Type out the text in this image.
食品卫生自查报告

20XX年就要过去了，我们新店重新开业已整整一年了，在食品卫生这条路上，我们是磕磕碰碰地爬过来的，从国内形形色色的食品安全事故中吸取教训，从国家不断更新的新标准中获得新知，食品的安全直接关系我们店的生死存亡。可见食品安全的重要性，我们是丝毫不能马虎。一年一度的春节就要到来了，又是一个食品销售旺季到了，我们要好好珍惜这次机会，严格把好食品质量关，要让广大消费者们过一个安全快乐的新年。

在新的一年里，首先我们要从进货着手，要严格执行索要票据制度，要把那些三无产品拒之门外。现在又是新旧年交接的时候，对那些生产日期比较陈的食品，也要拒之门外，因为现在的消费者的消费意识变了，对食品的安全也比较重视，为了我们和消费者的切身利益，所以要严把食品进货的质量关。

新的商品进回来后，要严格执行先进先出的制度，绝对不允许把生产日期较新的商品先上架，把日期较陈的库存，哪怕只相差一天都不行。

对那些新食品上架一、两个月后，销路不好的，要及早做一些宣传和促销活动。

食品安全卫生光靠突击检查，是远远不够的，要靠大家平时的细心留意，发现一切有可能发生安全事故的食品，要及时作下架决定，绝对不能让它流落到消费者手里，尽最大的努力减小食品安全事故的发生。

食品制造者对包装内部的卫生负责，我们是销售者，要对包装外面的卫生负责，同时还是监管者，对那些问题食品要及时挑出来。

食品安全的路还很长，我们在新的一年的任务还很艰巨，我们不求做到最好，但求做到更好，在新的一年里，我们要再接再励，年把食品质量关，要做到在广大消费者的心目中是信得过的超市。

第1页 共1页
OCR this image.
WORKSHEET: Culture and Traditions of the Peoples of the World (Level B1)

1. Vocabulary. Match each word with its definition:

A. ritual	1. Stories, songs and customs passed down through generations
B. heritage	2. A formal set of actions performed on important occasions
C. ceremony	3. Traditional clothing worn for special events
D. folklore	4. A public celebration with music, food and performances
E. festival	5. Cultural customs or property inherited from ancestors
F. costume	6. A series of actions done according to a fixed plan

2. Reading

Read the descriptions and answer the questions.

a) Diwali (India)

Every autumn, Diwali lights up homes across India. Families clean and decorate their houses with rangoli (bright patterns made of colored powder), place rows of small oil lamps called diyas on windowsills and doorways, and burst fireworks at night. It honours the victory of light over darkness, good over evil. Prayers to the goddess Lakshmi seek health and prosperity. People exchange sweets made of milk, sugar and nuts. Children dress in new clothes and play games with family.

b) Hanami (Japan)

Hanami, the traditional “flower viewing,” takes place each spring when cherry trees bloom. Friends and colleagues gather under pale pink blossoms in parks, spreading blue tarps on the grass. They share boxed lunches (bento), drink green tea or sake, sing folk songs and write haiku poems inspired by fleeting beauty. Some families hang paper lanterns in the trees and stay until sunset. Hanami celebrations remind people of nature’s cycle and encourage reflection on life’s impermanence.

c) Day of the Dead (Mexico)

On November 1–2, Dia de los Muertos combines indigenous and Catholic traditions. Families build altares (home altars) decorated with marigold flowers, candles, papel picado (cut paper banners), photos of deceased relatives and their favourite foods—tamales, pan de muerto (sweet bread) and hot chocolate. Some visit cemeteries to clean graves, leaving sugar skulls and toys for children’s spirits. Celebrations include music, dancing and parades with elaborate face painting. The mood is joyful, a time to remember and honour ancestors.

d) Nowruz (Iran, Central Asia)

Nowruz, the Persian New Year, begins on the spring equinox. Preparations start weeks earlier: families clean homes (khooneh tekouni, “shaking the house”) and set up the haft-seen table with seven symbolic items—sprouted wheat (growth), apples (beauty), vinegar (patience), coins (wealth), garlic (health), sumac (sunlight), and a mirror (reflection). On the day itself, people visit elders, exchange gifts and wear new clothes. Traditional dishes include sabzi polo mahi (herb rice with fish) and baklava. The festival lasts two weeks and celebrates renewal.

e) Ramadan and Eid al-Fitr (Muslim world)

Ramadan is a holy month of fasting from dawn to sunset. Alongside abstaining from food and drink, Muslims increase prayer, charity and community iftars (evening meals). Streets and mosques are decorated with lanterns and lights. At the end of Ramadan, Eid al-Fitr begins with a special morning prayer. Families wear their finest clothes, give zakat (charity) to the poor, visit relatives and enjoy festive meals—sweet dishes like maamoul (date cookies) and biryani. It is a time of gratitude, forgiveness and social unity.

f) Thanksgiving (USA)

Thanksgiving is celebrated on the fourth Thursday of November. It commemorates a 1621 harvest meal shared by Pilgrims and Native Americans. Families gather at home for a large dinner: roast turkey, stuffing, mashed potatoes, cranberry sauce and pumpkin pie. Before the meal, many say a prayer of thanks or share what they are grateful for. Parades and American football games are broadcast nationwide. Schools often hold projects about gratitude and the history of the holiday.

• WHAT YOU SHOULD DO
Where a line above holds the string "image", show that line.

• EXERCISE SOLUTION
Type out the text in this image.
OCR this image.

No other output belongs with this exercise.